> [YOUR INSTRUCTIONS]:
Pick out every line in the data below that holds "utique".

> [DATA FOR THE TASK]:
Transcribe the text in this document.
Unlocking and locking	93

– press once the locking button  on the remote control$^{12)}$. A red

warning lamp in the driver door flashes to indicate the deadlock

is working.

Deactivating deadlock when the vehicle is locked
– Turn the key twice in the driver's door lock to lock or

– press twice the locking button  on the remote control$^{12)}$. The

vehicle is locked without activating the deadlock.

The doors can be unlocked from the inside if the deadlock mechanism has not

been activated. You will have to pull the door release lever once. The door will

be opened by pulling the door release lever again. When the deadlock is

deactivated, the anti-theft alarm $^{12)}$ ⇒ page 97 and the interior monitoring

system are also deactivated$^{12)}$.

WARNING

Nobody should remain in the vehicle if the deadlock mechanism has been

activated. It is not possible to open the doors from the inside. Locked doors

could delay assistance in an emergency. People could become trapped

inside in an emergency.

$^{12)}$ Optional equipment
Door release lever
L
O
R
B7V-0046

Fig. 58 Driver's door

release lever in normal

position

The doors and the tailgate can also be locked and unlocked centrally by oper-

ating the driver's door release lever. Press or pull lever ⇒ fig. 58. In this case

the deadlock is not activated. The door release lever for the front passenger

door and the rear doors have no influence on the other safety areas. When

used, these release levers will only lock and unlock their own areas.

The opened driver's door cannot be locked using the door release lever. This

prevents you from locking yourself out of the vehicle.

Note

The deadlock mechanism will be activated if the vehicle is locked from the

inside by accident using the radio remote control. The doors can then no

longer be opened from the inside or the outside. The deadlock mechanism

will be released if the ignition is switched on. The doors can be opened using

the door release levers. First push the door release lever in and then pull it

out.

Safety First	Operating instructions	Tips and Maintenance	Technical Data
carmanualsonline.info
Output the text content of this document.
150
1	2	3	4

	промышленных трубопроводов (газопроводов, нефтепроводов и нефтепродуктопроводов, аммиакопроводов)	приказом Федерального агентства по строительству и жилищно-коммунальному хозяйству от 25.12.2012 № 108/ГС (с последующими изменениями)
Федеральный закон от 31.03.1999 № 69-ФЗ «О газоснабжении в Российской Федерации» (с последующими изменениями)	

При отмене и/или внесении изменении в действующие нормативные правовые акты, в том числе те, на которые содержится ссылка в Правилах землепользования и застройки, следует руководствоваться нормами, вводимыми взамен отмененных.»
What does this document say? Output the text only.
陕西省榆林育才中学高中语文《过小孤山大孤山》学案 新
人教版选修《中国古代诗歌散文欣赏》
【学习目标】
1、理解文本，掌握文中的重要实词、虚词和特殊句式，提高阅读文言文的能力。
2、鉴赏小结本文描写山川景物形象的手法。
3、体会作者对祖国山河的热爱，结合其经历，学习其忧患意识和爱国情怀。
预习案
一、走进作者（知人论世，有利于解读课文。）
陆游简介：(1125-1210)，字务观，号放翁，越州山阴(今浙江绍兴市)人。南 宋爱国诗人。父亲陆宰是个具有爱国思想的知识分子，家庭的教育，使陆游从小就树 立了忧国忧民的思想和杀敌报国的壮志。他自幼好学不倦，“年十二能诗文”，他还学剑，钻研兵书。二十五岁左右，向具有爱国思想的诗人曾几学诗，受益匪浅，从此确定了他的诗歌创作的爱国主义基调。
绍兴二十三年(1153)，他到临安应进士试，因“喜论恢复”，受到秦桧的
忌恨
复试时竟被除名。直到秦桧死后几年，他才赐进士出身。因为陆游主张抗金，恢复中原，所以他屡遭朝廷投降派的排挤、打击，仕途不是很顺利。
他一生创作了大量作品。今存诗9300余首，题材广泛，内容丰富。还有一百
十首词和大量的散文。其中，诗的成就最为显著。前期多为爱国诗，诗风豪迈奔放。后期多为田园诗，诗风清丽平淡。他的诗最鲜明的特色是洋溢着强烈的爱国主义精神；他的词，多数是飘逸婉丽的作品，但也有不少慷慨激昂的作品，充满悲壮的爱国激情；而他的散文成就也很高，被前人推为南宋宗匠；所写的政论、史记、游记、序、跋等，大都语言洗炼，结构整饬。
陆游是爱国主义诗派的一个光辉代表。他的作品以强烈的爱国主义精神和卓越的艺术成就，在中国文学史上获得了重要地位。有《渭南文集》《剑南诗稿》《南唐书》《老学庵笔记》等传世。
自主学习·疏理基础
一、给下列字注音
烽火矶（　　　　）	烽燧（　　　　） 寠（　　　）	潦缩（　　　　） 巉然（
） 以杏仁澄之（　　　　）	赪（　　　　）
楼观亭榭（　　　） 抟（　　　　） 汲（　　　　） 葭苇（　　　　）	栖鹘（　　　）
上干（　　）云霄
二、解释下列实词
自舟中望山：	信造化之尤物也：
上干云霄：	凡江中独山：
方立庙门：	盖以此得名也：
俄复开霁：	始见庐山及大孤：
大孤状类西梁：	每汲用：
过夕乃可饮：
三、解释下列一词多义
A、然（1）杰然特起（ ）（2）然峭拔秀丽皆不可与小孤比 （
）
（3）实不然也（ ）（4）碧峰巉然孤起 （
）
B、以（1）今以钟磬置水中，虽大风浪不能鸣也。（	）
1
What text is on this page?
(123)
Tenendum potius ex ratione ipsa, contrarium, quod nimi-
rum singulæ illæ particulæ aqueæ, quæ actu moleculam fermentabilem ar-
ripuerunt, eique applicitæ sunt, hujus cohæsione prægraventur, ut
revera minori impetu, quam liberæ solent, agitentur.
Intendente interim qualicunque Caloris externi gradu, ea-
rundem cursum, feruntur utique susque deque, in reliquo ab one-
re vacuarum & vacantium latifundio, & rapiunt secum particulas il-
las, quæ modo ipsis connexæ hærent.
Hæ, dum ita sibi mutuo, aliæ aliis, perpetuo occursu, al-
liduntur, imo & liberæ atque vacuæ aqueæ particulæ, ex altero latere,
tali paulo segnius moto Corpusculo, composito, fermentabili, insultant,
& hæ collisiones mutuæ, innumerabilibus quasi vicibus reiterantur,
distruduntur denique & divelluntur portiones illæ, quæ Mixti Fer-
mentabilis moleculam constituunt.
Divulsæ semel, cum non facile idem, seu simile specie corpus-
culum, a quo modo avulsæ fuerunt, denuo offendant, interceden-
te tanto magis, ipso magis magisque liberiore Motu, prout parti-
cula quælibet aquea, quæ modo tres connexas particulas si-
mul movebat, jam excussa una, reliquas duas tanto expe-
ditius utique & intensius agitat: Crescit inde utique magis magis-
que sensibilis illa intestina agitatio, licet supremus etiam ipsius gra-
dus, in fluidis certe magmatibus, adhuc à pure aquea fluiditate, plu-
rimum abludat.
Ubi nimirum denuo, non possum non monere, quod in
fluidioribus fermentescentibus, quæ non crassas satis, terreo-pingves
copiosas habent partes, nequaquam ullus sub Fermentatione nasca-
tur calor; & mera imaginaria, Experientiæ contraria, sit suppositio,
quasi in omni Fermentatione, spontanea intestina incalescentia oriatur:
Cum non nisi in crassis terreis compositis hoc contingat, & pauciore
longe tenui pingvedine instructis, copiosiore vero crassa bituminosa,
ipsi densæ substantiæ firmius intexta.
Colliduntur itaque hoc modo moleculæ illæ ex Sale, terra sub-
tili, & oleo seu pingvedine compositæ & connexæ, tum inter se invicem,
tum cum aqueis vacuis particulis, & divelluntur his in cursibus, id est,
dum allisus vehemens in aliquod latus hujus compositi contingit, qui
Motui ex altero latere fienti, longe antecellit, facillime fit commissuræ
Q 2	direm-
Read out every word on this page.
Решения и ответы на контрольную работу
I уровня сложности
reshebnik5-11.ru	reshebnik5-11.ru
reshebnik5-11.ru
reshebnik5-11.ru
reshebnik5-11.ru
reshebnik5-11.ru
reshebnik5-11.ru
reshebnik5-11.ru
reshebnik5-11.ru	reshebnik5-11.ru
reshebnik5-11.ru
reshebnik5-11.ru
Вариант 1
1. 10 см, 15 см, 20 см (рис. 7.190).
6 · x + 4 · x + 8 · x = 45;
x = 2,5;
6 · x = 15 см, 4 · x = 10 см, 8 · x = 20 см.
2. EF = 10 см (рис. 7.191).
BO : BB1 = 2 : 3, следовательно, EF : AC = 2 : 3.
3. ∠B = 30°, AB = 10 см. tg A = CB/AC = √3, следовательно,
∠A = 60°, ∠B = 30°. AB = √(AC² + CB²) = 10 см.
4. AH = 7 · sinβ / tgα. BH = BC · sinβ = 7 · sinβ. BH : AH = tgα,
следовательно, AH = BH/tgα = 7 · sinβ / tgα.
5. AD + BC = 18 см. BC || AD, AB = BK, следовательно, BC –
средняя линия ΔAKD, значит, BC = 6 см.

> [ANSWER TO THIS EXERCISE]:
rundem cursum, feruntur utique susque deque, in reliquo ab one-
ditius utique & intensius agitat: Crescit inde utique magis magis-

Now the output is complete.